>> begin

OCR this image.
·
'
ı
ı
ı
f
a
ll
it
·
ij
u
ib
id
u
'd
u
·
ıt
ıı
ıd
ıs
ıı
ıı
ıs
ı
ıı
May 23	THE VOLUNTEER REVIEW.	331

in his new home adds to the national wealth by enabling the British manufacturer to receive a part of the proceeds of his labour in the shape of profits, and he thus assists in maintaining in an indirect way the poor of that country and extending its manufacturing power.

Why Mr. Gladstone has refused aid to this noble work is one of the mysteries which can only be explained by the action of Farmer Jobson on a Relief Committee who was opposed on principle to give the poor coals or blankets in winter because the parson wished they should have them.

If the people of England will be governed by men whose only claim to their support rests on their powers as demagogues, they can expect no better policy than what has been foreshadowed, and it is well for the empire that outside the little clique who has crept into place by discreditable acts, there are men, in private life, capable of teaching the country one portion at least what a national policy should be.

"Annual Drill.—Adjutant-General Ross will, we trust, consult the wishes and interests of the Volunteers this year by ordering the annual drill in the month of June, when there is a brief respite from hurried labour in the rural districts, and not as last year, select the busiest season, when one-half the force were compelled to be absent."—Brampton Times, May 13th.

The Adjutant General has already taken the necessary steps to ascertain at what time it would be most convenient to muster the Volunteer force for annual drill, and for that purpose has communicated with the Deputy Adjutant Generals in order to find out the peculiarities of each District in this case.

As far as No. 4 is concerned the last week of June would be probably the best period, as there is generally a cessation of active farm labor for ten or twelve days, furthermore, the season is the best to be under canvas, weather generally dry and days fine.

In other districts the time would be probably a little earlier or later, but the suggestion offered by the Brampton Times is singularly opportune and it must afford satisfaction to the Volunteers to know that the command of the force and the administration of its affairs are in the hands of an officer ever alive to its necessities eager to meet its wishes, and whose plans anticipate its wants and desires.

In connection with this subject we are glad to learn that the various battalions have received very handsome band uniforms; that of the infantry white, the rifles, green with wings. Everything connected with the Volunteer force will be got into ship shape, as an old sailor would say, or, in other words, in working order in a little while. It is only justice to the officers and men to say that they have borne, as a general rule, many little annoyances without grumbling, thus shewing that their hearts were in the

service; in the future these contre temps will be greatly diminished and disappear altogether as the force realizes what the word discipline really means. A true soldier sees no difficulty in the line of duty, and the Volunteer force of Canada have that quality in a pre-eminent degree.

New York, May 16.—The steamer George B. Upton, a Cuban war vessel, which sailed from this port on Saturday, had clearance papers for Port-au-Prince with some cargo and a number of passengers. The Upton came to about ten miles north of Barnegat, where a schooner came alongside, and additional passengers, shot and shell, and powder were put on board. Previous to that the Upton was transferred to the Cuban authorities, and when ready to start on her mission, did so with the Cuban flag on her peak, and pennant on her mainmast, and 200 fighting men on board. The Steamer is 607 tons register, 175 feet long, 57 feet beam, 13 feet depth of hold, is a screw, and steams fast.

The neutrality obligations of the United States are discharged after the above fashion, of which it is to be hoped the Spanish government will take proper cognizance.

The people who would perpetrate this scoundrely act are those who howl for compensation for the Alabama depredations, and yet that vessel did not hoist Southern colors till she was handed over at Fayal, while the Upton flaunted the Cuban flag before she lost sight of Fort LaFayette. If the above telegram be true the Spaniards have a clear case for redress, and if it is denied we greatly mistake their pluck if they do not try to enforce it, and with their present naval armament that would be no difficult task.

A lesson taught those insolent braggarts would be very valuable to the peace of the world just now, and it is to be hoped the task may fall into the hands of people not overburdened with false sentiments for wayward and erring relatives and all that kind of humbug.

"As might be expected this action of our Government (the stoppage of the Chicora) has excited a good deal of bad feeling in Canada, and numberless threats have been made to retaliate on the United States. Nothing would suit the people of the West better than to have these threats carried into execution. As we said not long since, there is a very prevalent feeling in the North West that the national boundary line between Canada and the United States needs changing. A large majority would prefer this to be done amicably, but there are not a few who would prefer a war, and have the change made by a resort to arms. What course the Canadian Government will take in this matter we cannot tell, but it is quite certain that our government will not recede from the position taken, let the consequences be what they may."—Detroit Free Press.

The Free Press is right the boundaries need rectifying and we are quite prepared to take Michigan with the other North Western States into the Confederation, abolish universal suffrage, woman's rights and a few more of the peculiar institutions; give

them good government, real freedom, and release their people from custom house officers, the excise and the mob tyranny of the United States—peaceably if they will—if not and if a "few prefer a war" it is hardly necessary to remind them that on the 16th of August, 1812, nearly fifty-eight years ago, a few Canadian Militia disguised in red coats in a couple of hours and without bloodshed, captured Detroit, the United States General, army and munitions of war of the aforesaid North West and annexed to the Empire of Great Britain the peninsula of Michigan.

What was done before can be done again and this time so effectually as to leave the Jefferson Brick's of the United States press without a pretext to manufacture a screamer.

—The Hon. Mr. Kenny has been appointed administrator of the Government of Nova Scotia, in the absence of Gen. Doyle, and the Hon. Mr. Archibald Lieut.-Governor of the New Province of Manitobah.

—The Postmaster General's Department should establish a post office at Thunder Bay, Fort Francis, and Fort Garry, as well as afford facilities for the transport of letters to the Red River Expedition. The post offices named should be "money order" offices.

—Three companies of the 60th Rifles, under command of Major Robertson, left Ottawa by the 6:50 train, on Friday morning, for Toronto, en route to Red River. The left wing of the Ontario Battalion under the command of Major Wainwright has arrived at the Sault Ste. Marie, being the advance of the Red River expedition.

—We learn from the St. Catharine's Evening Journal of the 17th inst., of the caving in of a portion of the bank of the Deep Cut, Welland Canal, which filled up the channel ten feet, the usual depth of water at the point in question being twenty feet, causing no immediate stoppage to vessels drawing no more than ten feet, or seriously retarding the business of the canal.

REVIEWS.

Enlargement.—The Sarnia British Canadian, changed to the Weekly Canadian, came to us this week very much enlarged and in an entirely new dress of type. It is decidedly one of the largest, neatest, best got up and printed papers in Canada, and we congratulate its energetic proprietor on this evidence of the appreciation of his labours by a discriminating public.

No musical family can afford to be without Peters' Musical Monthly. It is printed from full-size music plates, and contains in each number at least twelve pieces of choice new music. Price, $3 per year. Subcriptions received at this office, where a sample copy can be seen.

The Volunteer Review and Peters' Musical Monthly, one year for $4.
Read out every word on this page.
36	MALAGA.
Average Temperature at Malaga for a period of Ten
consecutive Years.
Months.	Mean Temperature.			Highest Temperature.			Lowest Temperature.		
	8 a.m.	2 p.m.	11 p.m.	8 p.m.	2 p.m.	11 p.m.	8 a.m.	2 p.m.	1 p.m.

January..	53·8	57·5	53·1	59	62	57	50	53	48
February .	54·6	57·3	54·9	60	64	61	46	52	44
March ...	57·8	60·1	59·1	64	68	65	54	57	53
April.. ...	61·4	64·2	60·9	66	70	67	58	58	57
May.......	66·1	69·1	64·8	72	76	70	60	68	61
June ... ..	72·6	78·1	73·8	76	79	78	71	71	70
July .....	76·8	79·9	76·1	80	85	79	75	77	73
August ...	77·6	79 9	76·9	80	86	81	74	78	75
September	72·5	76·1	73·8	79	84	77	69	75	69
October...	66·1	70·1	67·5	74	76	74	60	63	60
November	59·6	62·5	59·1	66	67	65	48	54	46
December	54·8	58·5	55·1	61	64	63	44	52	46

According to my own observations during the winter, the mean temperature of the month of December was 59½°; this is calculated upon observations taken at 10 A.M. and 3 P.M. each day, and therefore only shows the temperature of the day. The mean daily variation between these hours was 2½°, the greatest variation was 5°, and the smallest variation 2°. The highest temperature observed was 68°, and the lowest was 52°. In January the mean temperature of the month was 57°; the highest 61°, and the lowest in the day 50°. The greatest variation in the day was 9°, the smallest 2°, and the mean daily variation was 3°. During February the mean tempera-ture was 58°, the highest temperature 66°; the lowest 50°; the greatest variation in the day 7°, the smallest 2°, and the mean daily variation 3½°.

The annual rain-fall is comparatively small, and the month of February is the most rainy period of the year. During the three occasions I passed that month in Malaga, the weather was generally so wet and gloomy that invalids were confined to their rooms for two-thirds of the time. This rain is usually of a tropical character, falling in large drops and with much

>> end

-- WHAT THIS TASK INVOLVES --
List each line holding the string "Musical".

-- RESULT FOR THIS TASK --
No musical family can afford to be without Peters' Musical Monthly. It is printed from full-size music plates, and contains in each number at least twelve pieces of choice new music. Price, $3 per year. Subcriptions received at this office, where a sample copy can be seen.
The Volunteer Review and Peters' Musical Monthly, one year for $4.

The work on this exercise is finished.